TASK TO COMPLETE ▸ Scan each line of the records for the word "dụng" and extract the ones that have it.

SUPPLIED MATERIAL ▸
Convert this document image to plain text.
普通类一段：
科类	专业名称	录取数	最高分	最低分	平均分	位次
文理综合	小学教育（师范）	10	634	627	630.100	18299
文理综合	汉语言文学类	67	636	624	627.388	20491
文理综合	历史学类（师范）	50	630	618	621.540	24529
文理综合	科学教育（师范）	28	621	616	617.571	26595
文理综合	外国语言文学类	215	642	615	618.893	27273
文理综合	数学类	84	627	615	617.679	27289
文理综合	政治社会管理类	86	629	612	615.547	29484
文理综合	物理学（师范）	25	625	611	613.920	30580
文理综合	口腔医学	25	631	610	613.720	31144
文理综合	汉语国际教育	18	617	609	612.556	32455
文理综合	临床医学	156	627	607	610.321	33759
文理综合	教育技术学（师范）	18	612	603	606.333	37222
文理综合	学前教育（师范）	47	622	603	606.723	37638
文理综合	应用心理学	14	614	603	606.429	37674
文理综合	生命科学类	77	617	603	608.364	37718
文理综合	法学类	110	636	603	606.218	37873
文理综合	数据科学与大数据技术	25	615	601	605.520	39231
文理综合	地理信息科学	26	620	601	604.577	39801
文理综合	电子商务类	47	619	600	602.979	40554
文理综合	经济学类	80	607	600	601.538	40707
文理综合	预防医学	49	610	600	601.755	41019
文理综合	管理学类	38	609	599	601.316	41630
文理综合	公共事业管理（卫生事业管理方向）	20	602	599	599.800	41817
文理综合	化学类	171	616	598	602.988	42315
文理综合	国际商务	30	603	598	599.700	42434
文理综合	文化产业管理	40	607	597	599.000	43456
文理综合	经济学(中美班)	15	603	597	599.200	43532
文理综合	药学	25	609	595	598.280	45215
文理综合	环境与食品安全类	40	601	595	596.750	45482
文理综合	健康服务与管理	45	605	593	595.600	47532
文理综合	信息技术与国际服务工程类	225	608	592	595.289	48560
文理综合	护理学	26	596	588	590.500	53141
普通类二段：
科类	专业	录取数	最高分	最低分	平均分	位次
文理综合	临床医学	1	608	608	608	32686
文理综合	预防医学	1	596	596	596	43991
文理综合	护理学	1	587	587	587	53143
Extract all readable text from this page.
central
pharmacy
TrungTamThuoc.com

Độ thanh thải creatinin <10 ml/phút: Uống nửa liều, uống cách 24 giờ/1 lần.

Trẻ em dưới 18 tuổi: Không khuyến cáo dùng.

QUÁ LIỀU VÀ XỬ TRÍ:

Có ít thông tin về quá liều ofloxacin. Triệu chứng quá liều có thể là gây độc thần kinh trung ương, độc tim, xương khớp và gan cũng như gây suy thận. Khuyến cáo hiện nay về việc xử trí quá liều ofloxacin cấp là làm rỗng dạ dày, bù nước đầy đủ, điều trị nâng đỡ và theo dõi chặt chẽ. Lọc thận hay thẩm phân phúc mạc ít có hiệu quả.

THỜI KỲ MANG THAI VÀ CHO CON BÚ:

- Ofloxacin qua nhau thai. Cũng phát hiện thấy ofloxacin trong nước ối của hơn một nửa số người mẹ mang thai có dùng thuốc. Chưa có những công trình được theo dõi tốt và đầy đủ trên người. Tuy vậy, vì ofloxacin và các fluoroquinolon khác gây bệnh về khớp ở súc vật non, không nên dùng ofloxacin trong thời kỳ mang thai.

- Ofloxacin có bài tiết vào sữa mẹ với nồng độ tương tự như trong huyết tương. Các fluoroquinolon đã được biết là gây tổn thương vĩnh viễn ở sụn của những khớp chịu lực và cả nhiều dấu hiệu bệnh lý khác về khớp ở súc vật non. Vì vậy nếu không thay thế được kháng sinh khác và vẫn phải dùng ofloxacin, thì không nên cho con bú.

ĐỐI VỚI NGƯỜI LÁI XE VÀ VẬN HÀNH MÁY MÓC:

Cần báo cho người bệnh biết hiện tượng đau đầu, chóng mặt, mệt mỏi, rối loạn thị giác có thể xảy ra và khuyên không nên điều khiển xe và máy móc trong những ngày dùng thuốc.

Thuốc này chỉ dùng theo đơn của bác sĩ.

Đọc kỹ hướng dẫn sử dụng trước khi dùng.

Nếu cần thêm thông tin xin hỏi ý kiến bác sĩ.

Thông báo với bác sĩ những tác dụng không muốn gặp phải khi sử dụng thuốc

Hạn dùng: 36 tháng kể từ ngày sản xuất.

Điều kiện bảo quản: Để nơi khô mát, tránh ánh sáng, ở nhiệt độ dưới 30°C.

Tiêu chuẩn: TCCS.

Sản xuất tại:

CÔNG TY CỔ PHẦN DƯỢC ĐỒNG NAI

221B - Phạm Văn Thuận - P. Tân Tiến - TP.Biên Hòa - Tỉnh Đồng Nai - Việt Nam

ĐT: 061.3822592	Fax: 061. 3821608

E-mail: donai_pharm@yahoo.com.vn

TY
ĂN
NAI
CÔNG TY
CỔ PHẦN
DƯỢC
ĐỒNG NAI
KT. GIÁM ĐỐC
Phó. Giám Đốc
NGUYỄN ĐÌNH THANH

TASK RESULT ▸
Đọc kỹ hướng dẫn sử dụng trước khi dùng.
Thông báo với bác sĩ những tác dụng không muốn gặp phải khi sử dụng thuốc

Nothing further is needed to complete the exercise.